--- TASK DETAILS ---
Copy the lines below as they are; omit the images they contain.

--- EXTRACTED MATERIAL ---
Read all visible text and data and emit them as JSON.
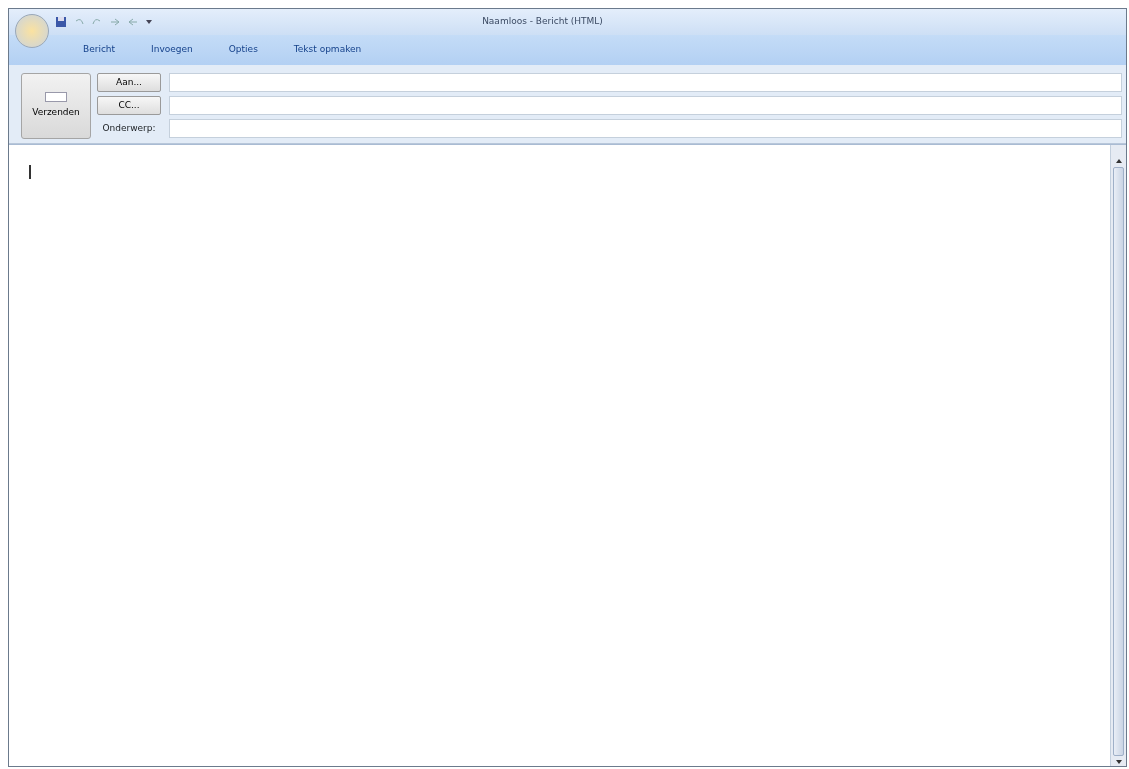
{
  "window": {
    "title": "Naamloos - Bericht (HTML)"
  },
  "tabs": [
    {
      "label": "Bericht",
      "selected": false
    },
    {
      "label": "Invoegen",
      "selected": false
    },
    {
      "label": "Opties",
      "selected": false
    },
    {
      "label": "Tekst opmaken",
      "selected": false
    }
  ],
  "send_button": {
    "label": "Verzenden"
  },
  "fields": [
    {
      "kind": "button",
      "label": "Aan..."
    },
    {
      "kind": "button",
      "label": "CC..."
    },
    {
      "kind": "label",
      "label": "Onderwerp:"
    }
  ]
}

--- FULL SOLUTION ---
Read all visible text and data and emit them as JSON.
{
  "window": {
    "title": "Naamloos - Bericht (HTML)"
  },
  "tabs": [
    {
      "label": "Bericht",
      "selected": false
    },
    {
      "label": "Invoegen",
      "selected": false
    },
    {
      "label": "Opties",
      "selected": false
    },
    {
      "label": "Tekst opmaken",
      "selected": false
    }
  ],
  "send_button": {
    "label": "Verzenden"
  },
  "fields": [
    {
      "kind": "button",
      "label": "Aan..."
    },
    {
      "kind": "button",
      "label": "CC..."
    },
    {
      "kind": "label",
      "label": "Onderwerp:"
    }
  ]
}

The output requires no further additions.